### Exercise description
Write the records below out in full, character for character, with no pictures.

** begin Exercise inputs **

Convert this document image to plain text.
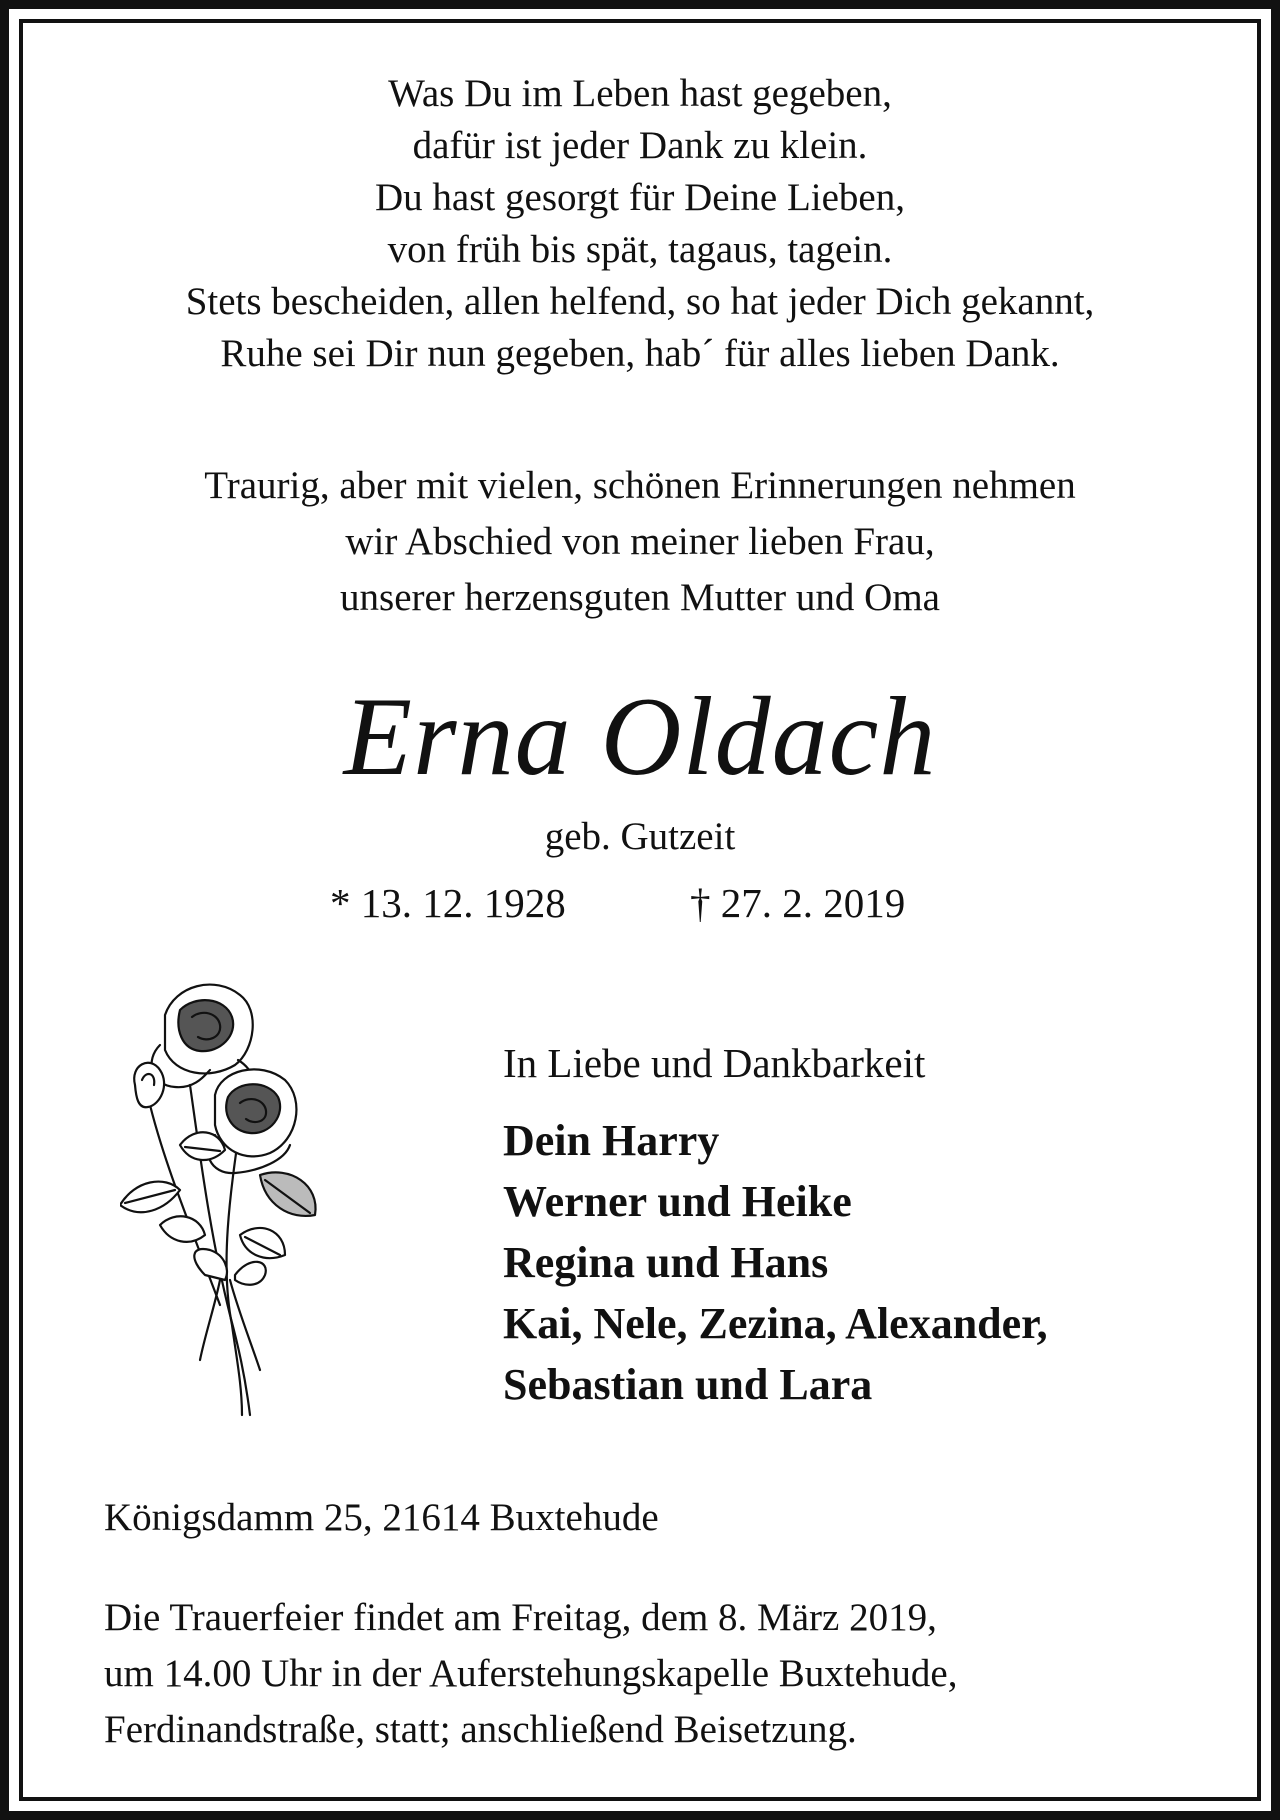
Was Du im Leben hast gegeben,
dafür ist jeder Dank zu klein.
Du hast gesorgt für Deine Lieben,
von früh bis spät, tagaus, tagein.
Stets bescheiden, allen helfend, so hat jeder Dich gekannt,
Ruhe sei Dir nun gegeben, hab´ für alles lieben Dank.
Traurig, aber mit vielen, schönen Erinnerungen nehmen
wir Abschied von meiner lieben Frau,
unserer herzensguten Mutter und Oma
Erna Oldach
geb. Gutzeit
* 13. 12. 1928	† 27. 2. 2019
In Liebe und Dankbarkeit
Dein Harry
Werner und Heike
Regina und Hans
Kai, Nele, Zezina, Alexander,
Sebastian und Lara
Königsdamm 25, 21614 Buxtehude
Die Trauerfeier findet am Freitag, dem 8. März 2019,
um 14.00 Uhr in der Auferstehungskapelle Buxtehude,
Ferdinandstraße, statt; anschließend Beisetzung.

** end Exercise inputs **

### Reply to the exercise
Convert this document image to plain text.
Was Du im Leben hast gegeben,
dafür ist jeder Dank zu klein.
Du hast gesorgt für Deine Lieben,
von früh bis spät, tagaus, tagein.
Stets bescheiden, allen helfend, so hat jeder Dich gekannt,
Ruhe sei Dir nun gegeben, hab´ für alles lieben Dank.
Traurig, aber mit vielen, schönen Erinnerungen nehmen
wir Abschied von meiner lieben Frau,
unserer herzensguten Mutter und Oma
Erna Oldach
geb. Gutzeit
* 13. 12. 1928	† 27. 2. 2019
In Liebe und Dankbarkeit
Dein Harry
Werner und Heike
Regina und Hans
Kai, Nele, Zezina, Alexander,
Sebastian und Lara
Königsdamm 25, 21614 Buxtehude
Die Trauerfeier findet am Freitag, dem 8. März 2019,
um 14.00 Uhr in der Auferstehungskapelle Buxtehude,
Ferdinandstraße, statt; anschließend Beisetzung.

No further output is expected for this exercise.